What follows are records. Restate all of them word for word.
== == ==
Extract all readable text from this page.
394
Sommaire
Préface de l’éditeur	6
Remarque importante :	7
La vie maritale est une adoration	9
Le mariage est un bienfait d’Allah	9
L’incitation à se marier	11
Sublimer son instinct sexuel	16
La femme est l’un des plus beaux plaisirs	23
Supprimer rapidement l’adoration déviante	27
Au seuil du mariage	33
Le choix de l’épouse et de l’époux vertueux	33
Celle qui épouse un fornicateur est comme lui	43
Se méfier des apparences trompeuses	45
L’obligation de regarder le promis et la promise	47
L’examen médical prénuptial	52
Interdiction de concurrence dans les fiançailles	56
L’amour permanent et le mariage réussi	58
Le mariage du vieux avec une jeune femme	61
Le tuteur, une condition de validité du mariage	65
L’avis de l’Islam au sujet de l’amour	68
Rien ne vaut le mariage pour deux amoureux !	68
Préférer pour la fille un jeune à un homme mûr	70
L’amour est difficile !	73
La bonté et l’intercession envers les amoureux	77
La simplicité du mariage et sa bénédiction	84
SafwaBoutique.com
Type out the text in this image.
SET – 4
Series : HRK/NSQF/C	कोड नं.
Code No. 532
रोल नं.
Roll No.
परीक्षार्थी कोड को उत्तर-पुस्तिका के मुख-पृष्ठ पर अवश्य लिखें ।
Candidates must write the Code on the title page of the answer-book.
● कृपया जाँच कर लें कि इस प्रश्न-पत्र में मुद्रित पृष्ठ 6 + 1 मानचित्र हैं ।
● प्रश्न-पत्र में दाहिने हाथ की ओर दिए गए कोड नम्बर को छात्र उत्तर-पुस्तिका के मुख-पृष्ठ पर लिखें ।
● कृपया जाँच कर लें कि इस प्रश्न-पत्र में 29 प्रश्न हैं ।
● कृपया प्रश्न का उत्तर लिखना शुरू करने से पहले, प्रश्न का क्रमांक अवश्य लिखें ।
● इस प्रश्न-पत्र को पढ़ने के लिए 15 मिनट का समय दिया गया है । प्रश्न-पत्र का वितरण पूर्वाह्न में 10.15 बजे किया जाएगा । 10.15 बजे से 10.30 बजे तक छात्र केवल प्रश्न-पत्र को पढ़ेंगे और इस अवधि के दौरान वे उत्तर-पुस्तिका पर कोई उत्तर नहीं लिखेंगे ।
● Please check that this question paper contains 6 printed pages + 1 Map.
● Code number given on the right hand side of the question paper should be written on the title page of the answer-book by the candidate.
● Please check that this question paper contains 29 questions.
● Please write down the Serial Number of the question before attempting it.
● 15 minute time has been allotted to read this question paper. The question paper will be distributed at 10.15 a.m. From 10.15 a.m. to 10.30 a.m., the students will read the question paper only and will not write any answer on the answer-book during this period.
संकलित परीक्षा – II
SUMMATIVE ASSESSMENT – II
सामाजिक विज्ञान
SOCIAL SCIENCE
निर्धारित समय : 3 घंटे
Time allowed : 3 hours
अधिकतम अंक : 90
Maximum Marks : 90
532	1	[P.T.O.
== == ==
## Expected output
Extract all readable text from this page.
394
Sommaire
Préface de l’éditeur	6
Remarque importante :	7
La vie maritale est une adoration	9
Le mariage est un bienfait d’Allah	9
L’incitation à se marier	11
Sublimer son instinct sexuel	16
La femme est l’un des plus beaux plaisirs	23
Supprimer rapidement l’adoration déviante	27
Au seuil du mariage	33
Le choix de l’épouse et de l’époux vertueux	33
Celle qui épouse un fornicateur est comme lui	43
Se méfier des apparences trompeuses	45
L’obligation de regarder le promis et la promise	47
L’examen médical prénuptial	52
Interdiction de concurrence dans les fiançailles	56
L’amour permanent et le mariage réussi	58
Le mariage du vieux avec une jeune femme	61
Le tuteur, une condition de validité du mariage	65
L’avis de l’Islam au sujet de l’amour	68
Rien ne vaut le mariage pour deux amoureux !	68
Préférer pour la fille un jeune à un homme mûr	70
L’amour est difficile !	73
La bonté et l’intercession envers les amoureux	77
La simplicité du mariage et sa bénédiction	84
SafwaBoutique.com
Type out the text in this image.
SET – 4
Series : HRK/NSQF/C	कोड नं.
Code No. 532
रोल नं.
Roll No.
परीक्षार्थी कोड को उत्तर-पुस्तिका के मुख-पृष्ठ पर अवश्य लिखें ।
Candidates must write the Code on the title page of the answer-book.
● कृपया जाँच कर लें कि इस प्रश्न-पत्र में मुद्रित पृष्ठ 6 + 1 मानचित्र हैं ।
● प्रश्न-पत्र में दाहिने हाथ की ओर दिए गए कोड नम्बर को छात्र उत्तर-पुस्तिका के मुख-पृष्ठ पर लिखें ।
● कृपया जाँच कर लें कि इस प्रश्न-पत्र में 29 प्रश्न हैं ।
● कृपया प्रश्न का उत्तर लिखना शुरू करने से पहले, प्रश्न का क्रमांक अवश्य लिखें ।
● इस प्रश्न-पत्र को पढ़ने के लिए 15 मिनट का समय दिया गया है । प्रश्न-पत्र का वितरण पूर्वाह्न में 10.15 बजे किया जाएगा । 10.15 बजे से 10.30 बजे तक छात्र केवल प्रश्न-पत्र को पढ़ेंगे और इस अवधि के दौरान वे उत्तर-पुस्तिका पर कोई उत्तर नहीं लिखेंगे ।
● Please check that this question paper contains 6 printed pages + 1 Map.
● Code number given on the right hand side of the question paper should be written on the title page of the answer-book by the candidate.
● Please check that this question paper contains 29 questions.
● Please write down the Serial Number of the question before attempting it.
● 15 minute time has been allotted to read this question paper. The question paper will be distributed at 10.15 a.m. From 10.15 a.m. to 10.30 a.m., the students will read the question paper only and will not write any answer on the answer-book during this period.
संकलित परीक्षा – II
SUMMATIVE ASSESSMENT – II
सामाजिक विज्ञान
SOCIAL SCIENCE
निर्धारित समय : 3 घंटे
Time allowed : 3 hours
अधिकतम अंक : 90
Maximum Marks : 90
532	1	[P.T.O.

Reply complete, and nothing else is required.